→ INSTRUCTION
Locate each line of the material that contains "xlabel", then return it.

→ SOURCE RECORDS
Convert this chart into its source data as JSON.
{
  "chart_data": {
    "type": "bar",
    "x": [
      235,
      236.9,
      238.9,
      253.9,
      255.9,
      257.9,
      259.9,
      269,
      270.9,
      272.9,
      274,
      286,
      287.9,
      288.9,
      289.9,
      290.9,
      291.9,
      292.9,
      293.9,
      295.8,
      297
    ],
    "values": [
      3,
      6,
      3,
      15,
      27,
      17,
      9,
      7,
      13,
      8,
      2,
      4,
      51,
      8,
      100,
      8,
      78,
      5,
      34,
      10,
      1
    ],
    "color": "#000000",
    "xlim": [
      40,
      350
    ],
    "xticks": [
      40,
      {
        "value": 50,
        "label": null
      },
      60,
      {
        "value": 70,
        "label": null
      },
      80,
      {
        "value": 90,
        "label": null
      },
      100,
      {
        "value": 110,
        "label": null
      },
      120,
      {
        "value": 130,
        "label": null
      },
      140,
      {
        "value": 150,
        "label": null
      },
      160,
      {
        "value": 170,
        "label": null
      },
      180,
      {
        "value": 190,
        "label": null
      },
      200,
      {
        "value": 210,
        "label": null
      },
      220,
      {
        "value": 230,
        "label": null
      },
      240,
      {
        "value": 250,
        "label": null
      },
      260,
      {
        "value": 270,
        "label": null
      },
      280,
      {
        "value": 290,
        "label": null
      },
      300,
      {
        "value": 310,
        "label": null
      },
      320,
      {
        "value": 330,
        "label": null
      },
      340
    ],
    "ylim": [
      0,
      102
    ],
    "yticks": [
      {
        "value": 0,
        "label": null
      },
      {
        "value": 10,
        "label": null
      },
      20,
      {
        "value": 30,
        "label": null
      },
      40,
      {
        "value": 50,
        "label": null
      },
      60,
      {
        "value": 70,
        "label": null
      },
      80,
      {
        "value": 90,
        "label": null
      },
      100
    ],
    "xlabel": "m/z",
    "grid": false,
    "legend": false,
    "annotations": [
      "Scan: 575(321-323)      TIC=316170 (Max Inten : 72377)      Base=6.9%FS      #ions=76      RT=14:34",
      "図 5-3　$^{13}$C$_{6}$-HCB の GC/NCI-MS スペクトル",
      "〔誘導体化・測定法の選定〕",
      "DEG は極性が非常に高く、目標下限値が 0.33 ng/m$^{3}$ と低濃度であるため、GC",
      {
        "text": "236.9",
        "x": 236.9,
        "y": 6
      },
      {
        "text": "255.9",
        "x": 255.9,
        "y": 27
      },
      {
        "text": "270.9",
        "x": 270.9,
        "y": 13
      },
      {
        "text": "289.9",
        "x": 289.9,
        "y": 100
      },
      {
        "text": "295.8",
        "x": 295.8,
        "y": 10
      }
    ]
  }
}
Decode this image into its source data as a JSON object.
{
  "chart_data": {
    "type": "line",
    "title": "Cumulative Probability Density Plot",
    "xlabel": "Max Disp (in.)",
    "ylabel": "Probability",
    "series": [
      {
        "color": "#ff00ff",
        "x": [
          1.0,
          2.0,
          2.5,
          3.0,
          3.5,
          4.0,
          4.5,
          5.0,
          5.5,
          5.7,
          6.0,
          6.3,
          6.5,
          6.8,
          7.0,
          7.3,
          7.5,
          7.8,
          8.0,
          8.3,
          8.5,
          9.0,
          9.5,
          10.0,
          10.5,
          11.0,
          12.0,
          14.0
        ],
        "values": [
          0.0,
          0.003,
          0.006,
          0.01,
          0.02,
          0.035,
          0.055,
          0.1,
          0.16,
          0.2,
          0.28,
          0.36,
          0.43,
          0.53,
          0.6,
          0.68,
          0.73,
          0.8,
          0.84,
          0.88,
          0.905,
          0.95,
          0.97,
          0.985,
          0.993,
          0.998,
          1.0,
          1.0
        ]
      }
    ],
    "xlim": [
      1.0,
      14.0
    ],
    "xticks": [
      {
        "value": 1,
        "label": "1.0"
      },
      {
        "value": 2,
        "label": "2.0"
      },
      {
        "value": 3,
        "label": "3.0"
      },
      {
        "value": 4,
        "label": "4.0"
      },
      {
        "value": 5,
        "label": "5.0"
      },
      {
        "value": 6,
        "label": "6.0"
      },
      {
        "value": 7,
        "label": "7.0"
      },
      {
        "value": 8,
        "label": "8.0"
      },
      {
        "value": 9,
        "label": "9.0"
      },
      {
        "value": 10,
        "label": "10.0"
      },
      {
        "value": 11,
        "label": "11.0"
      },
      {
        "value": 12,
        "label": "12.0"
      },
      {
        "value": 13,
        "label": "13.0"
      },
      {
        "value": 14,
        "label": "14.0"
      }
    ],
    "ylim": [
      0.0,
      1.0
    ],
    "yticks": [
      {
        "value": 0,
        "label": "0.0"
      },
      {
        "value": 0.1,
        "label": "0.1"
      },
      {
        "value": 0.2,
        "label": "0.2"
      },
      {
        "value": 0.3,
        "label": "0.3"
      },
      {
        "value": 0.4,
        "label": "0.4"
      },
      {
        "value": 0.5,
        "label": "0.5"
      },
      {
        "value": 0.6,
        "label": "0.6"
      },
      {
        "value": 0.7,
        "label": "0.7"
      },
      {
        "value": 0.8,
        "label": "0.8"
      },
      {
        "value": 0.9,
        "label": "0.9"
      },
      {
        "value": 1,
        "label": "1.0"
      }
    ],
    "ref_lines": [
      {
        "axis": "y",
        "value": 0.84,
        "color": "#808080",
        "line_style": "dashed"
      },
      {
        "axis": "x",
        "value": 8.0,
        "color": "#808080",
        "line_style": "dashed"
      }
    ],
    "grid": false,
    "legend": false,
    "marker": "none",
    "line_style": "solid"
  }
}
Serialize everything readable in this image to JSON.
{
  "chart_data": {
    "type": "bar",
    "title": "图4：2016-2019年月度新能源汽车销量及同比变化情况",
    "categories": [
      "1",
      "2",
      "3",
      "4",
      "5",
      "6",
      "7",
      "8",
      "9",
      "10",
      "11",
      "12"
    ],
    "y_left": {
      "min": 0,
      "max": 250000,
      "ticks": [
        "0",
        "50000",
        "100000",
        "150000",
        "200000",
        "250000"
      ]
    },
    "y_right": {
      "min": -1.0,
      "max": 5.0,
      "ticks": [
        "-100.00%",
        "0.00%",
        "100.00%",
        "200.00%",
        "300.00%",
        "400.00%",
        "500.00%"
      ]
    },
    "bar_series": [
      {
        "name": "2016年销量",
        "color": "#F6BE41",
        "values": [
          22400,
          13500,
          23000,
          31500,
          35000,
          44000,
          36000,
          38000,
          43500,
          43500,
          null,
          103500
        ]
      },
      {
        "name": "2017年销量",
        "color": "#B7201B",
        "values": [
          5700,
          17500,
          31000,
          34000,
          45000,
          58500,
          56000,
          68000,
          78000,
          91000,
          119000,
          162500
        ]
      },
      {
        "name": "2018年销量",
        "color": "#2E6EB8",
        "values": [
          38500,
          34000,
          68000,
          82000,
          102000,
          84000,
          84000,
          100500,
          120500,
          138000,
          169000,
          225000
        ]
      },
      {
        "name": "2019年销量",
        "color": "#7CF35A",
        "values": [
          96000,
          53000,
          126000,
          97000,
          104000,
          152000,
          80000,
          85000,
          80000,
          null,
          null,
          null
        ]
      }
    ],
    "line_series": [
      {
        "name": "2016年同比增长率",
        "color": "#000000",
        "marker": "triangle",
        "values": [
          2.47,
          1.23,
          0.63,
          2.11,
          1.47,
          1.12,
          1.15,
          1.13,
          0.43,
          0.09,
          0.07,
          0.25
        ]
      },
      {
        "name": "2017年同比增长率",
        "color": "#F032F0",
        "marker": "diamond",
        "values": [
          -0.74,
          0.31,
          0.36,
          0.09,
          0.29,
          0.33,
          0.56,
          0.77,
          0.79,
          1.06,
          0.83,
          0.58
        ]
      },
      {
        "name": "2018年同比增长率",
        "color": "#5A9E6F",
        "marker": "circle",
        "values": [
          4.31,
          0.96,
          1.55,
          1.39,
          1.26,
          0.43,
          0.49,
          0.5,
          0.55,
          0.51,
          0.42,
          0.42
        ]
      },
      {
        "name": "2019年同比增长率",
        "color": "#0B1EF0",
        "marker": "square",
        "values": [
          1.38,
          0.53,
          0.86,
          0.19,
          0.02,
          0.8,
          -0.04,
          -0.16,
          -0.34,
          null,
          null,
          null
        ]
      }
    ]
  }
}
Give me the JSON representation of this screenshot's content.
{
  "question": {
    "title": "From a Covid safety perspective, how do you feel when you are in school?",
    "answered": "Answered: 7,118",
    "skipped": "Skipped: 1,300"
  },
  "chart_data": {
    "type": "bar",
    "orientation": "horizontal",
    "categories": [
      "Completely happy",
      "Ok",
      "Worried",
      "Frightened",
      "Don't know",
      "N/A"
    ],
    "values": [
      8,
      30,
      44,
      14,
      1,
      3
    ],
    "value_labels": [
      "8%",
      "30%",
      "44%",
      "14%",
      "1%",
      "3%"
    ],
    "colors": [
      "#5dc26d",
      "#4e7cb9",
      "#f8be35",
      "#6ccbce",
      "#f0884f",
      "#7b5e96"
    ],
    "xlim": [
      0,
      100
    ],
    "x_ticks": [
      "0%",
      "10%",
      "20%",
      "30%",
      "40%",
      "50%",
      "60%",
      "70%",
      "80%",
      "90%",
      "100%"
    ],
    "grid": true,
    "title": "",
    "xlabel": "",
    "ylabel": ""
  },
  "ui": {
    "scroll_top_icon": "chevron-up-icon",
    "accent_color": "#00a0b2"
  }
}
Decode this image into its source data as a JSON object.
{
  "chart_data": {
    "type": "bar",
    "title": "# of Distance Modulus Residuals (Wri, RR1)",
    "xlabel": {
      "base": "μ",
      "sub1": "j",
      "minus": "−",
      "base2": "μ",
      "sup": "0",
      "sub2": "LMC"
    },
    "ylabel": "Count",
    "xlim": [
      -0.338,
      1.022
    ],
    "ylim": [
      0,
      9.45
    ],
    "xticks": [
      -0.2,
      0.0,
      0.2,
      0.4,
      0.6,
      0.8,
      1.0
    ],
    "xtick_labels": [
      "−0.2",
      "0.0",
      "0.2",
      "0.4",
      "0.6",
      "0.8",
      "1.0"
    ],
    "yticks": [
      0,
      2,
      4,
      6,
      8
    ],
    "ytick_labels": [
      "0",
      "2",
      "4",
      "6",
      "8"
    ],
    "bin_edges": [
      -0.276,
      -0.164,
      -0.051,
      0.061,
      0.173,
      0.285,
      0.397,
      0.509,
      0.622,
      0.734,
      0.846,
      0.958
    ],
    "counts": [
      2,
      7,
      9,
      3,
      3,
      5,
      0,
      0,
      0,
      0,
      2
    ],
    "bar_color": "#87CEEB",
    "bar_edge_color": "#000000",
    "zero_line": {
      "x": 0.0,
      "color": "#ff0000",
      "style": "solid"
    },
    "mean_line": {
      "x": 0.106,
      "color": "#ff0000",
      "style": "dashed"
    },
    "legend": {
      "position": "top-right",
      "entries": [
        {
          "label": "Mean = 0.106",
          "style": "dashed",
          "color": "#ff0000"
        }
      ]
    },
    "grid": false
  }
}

→ RESULT BELOW
    "xlabel": "m/z",
    "xlabel": "Max Disp (in.)",
    "xlabel": "",
    "xlabel": {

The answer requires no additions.